(Do this): Look through the data and write out every line with the word "page" in it.

+++ The records

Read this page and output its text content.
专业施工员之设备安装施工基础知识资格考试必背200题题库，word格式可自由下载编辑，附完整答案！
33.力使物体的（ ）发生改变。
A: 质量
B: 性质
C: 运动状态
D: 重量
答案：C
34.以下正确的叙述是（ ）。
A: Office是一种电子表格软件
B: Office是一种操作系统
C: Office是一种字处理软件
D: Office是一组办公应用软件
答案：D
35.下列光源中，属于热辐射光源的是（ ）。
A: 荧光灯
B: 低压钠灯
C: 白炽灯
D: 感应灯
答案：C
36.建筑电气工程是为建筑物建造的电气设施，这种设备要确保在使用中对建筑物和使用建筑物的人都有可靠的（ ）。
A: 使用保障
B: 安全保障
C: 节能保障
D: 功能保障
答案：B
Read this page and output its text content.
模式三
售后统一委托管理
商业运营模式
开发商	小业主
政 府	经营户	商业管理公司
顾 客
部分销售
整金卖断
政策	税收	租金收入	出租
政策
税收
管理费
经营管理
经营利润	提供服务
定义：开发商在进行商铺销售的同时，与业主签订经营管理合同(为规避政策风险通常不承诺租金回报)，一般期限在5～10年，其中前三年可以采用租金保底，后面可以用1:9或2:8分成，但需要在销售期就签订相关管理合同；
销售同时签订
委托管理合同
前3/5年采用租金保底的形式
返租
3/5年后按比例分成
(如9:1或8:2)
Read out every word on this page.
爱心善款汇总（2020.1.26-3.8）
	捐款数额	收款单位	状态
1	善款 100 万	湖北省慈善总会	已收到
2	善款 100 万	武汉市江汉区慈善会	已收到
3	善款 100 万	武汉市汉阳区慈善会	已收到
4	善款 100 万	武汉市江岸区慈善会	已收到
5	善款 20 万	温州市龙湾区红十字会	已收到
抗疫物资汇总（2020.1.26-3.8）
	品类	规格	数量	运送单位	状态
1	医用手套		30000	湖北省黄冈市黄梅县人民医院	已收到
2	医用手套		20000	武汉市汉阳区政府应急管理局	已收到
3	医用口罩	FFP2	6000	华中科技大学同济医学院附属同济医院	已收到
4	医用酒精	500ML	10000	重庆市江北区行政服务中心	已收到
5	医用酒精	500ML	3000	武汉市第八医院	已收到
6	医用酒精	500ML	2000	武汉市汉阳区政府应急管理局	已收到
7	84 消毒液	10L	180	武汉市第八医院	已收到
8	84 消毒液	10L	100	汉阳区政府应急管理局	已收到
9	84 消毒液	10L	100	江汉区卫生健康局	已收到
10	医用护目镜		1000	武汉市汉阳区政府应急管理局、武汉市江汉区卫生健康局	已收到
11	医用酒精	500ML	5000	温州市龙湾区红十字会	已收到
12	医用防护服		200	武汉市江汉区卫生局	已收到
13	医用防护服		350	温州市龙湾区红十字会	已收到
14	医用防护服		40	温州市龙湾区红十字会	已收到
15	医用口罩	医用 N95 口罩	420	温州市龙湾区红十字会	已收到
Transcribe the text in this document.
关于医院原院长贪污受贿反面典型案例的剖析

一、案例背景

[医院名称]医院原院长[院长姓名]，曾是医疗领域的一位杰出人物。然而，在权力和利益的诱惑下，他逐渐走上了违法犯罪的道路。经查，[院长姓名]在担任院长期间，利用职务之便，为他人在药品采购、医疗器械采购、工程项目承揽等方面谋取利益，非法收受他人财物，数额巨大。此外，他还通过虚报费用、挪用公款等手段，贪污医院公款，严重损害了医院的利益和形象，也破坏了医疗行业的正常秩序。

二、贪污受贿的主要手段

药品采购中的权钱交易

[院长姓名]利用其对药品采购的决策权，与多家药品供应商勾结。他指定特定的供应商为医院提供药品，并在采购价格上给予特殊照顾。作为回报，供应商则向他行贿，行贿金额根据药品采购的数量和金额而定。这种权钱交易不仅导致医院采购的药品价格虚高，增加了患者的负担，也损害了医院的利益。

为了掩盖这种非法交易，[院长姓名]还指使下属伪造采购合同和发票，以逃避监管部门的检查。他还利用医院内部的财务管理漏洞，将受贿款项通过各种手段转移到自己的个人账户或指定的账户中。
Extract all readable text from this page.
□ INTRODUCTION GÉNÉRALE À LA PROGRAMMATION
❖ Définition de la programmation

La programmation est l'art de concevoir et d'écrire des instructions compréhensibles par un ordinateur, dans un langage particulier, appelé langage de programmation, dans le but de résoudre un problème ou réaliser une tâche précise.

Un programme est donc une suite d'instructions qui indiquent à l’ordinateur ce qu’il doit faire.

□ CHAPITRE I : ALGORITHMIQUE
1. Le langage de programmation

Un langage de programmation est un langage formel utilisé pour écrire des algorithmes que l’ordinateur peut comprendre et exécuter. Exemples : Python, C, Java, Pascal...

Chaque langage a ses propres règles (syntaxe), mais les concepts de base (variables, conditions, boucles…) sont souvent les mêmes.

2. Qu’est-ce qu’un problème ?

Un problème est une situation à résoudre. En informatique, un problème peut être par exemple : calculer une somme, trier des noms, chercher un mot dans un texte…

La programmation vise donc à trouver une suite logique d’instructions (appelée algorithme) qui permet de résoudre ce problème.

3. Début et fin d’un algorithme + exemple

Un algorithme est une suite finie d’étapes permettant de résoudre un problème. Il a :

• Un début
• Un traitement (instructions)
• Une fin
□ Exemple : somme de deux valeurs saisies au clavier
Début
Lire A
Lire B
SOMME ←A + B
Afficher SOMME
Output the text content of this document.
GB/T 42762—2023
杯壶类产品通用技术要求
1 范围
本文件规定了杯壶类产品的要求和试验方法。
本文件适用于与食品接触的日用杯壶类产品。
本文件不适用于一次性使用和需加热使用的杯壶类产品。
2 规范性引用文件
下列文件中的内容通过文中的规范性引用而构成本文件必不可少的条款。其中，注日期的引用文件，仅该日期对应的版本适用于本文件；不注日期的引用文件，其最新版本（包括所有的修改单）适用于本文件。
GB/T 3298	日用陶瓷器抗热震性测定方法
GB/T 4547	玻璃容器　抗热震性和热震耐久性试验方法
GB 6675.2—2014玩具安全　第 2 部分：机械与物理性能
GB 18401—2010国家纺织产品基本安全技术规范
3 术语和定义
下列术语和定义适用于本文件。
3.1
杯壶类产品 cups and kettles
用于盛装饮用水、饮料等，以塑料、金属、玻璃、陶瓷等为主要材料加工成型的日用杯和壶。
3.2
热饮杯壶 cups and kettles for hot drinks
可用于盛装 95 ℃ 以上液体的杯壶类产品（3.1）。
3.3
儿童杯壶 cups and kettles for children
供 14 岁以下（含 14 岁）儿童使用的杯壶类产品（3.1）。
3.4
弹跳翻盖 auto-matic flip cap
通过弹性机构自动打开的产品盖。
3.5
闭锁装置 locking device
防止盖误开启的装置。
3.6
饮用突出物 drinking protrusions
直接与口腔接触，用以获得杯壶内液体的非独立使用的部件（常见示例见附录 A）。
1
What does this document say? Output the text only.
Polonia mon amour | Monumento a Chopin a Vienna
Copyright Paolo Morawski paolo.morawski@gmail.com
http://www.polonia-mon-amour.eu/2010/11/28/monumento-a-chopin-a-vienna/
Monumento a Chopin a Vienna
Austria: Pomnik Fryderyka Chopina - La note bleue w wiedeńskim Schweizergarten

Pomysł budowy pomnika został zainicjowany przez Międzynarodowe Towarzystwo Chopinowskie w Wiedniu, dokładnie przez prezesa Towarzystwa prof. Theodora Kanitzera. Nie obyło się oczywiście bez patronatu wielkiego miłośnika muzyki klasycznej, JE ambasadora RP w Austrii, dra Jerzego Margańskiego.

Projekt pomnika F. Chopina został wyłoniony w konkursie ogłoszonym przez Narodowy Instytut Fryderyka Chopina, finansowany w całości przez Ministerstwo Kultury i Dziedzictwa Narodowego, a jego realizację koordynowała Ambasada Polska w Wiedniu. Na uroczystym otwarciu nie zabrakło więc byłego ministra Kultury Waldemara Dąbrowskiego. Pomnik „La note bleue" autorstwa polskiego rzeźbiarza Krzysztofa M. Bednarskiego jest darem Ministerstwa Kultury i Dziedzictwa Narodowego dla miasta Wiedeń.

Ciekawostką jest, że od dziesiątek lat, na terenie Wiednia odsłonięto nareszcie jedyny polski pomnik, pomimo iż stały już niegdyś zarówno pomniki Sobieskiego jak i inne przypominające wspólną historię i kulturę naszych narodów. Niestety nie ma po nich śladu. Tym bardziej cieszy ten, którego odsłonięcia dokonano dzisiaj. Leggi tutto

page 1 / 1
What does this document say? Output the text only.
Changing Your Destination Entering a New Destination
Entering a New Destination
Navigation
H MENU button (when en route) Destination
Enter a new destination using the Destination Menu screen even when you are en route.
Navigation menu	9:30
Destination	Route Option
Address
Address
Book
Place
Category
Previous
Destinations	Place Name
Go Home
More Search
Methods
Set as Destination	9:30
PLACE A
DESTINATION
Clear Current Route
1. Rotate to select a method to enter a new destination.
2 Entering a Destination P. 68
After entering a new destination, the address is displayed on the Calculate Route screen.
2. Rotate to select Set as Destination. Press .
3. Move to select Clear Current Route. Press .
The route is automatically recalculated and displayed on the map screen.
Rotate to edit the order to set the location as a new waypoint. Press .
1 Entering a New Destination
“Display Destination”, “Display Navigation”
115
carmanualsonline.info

++++++

(Result of the exercise):
Read this page and output its text content.
Read this page and output its text content.
Read out every word on this page.
Extract all readable text from this page.
page 1 / 1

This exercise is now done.